▶ Source records
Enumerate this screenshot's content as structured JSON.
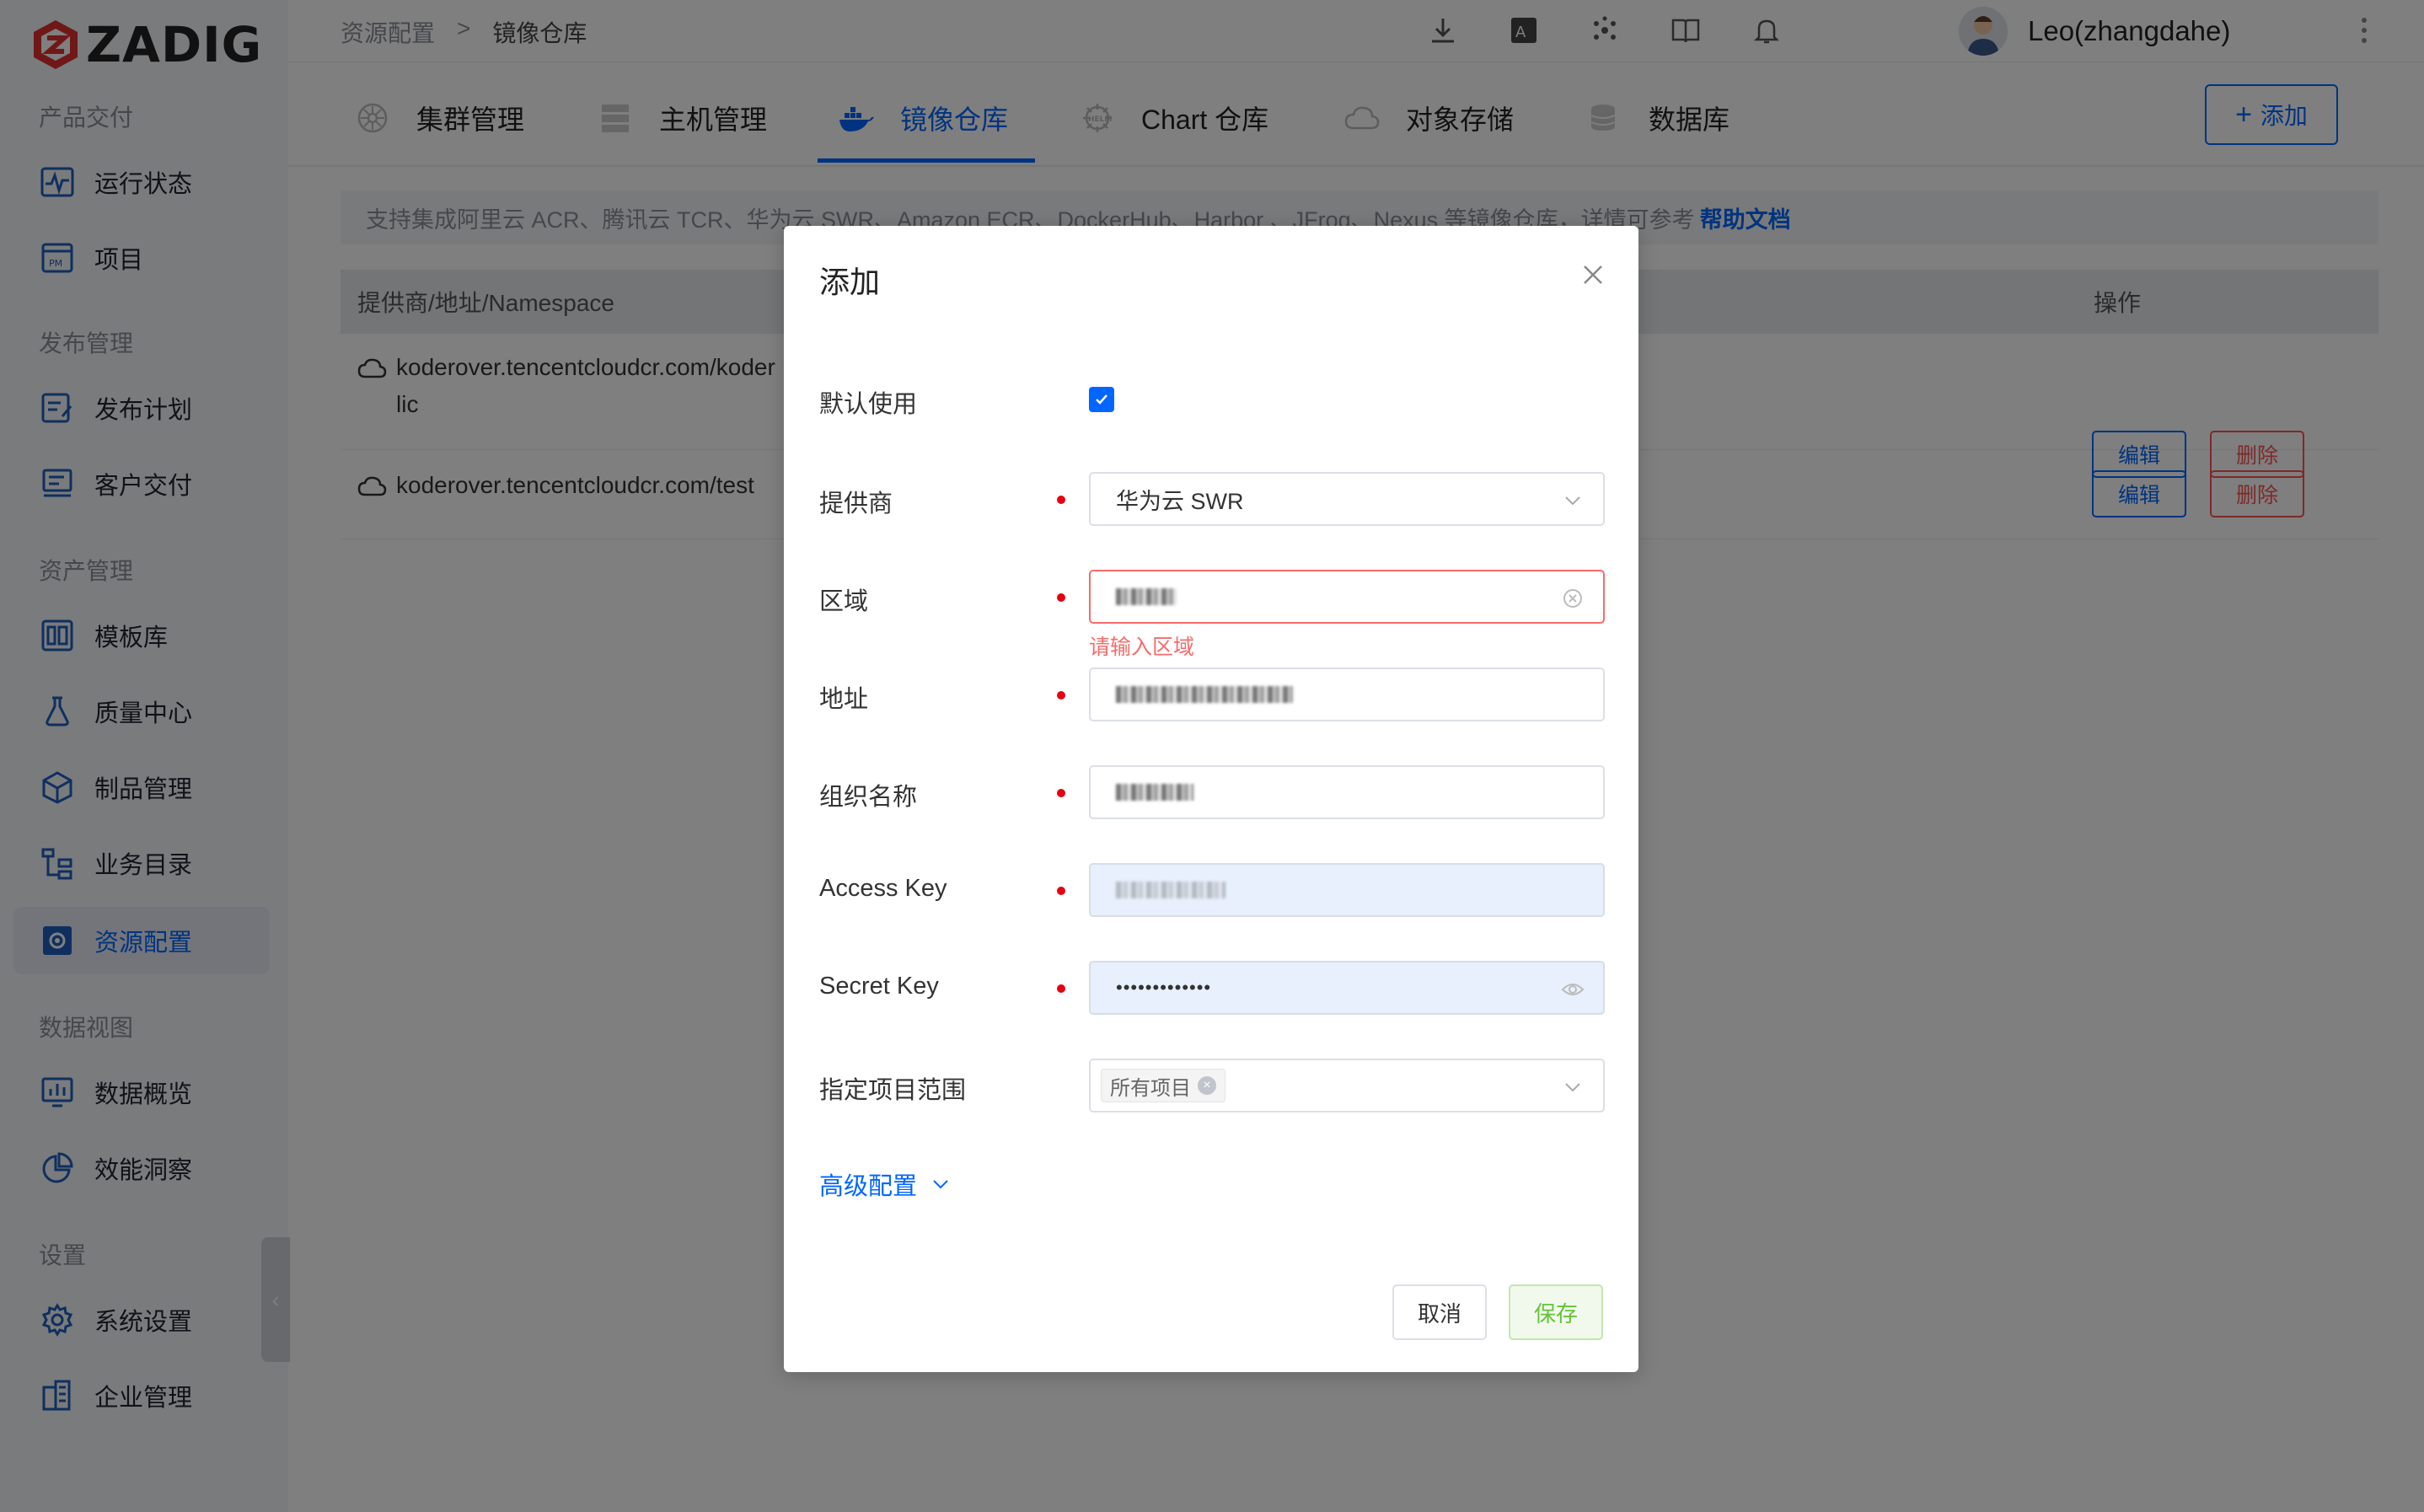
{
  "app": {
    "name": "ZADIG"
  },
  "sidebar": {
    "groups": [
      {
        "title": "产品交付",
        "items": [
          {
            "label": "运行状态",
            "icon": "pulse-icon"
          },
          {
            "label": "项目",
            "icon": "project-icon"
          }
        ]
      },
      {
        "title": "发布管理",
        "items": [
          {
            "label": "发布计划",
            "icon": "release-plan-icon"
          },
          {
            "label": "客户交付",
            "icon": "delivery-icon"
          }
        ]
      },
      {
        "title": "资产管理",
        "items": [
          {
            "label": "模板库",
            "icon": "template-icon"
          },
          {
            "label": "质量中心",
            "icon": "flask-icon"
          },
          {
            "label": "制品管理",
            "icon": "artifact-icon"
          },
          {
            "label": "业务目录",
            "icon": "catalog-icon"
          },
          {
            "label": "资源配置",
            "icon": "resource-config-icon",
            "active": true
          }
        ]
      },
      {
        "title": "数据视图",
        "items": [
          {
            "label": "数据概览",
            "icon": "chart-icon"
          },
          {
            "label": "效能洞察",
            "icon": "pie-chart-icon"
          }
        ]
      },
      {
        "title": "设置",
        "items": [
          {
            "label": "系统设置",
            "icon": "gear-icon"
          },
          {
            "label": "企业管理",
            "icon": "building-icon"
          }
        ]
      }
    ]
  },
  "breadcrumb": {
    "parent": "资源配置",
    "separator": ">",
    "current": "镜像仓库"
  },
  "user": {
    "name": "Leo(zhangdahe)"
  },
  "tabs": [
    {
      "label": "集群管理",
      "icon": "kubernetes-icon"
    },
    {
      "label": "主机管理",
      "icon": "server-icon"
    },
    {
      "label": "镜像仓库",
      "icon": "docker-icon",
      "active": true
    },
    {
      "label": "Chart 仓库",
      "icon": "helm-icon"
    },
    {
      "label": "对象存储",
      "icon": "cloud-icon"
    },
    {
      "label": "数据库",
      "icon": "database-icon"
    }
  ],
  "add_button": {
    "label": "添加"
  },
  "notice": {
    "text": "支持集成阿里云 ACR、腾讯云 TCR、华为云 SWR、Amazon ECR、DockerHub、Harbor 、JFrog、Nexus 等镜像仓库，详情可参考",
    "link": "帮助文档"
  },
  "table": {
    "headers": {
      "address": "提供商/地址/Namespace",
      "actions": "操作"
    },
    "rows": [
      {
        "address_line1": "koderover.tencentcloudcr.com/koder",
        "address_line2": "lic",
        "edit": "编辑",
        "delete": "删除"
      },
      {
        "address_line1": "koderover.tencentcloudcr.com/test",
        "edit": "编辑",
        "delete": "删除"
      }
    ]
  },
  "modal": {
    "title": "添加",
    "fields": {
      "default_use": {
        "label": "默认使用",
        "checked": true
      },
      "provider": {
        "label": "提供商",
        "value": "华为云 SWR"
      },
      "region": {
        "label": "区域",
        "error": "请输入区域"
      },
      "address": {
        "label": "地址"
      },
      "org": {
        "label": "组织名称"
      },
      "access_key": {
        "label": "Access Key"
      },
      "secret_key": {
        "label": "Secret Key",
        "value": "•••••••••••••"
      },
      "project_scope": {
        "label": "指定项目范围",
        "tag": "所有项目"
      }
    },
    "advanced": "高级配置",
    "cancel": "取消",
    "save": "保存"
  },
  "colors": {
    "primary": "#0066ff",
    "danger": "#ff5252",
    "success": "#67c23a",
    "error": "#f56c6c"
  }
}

▶ Directions
Without the images, write out each line of the data verbatim.

▶ Expected answer
Enumerate this screenshot's content as structured JSON.
{
  "app": {
    "name": "ZADIG"
  },
  "sidebar": {
    "groups": [
      {
        "title": "产品交付",
        "items": [
          {
            "label": "运行状态",
            "icon": "pulse-icon"
          },
          {
            "label": "项目",
            "icon": "project-icon"
          }
        ]
      },
      {
        "title": "发布管理",
        "items": [
          {
            "label": "发布计划",
            "icon": "release-plan-icon"
          },
          {
            "label": "客户交付",
            "icon": "delivery-icon"
          }
        ]
      },
      {
        "title": "资产管理",
        "items": [
          {
            "label": "模板库",
            "icon": "template-icon"
          },
          {
            "label": "质量中心",
            "icon": "flask-icon"
          },
          {
            "label": "制品管理",
            "icon": "artifact-icon"
          },
          {
            "label": "业务目录",
            "icon": "catalog-icon"
          },
          {
            "label": "资源配置",
            "icon": "resource-config-icon",
            "active": true
          }
        ]
      },
      {
        "title": "数据视图",
        "items": [
          {
            "label": "数据概览",
            "icon": "chart-icon"
          },
          {
            "label": "效能洞察",
            "icon": "pie-chart-icon"
          }
        ]
      },
      {
        "title": "设置",
        "items": [
          {
            "label": "系统设置",
            "icon": "gear-icon"
          },
          {
            "label": "企业管理",
            "icon": "building-icon"
          }
        ]
      }
    ]
  },
  "breadcrumb": {
    "parent": "资源配置",
    "separator": ">",
    "current": "镜像仓库"
  },
  "user": {
    "name": "Leo(zhangdahe)"
  },
  "tabs": [
    {
      "label": "集群管理",
      "icon": "kubernetes-icon"
    },
    {
      "label": "主机管理",
      "icon": "server-icon"
    },
    {
      "label": "镜像仓库",
      "icon": "docker-icon",
      "active": true
    },
    {
      "label": "Chart 仓库",
      "icon": "helm-icon"
    },
    {
      "label": "对象存储",
      "icon": "cloud-icon"
    },
    {
      "label": "数据库",
      "icon": "database-icon"
    }
  ],
  "add_button": {
    "label": "添加"
  },
  "notice": {
    "text": "支持集成阿里云 ACR、腾讯云 TCR、华为云 SWR、Amazon ECR、DockerHub、Harbor 、JFrog、Nexus 等镜像仓库，详情可参考",
    "link": "帮助文档"
  },
  "table": {
    "headers": {
      "address": "提供商/地址/Namespace",
      "actions": "操作"
    },
    "rows": [
      {
        "address_line1": "koderover.tencentcloudcr.com/koder",
        "address_line2": "lic",
        "edit": "编辑",
        "delete": "删除"
      },
      {
        "address_line1": "koderover.tencentcloudcr.com/test",
        "edit": "编辑",
        "delete": "删除"
      }
    ]
  },
  "modal": {
    "title": "添加",
    "fields": {
      "default_use": {
        "label": "默认使用",
        "checked": true
      },
      "provider": {
        "label": "提供商",
        "value": "华为云 SWR"
      },
      "region": {
        "label": "区域",
        "error": "请输入区域"
      },
      "address": {
        "label": "地址"
      },
      "org": {
        "label": "组织名称"
      },
      "access_key": {
        "label": "Access Key"
      },
      "secret_key": {
        "label": "Secret Key",
        "value": "•••••••••••••"
      },
      "project_scope": {
        "label": "指定项目范围",
        "tag": "所有项目"
      }
    },
    "advanced": "高级配置",
    "cancel": "取消",
    "save": "保存"
  },
  "colors": {
    "primary": "#0066ff",
    "danger": "#ff5252",
    "success": "#67c23a",
    "error": "#f56c6c"
  }
}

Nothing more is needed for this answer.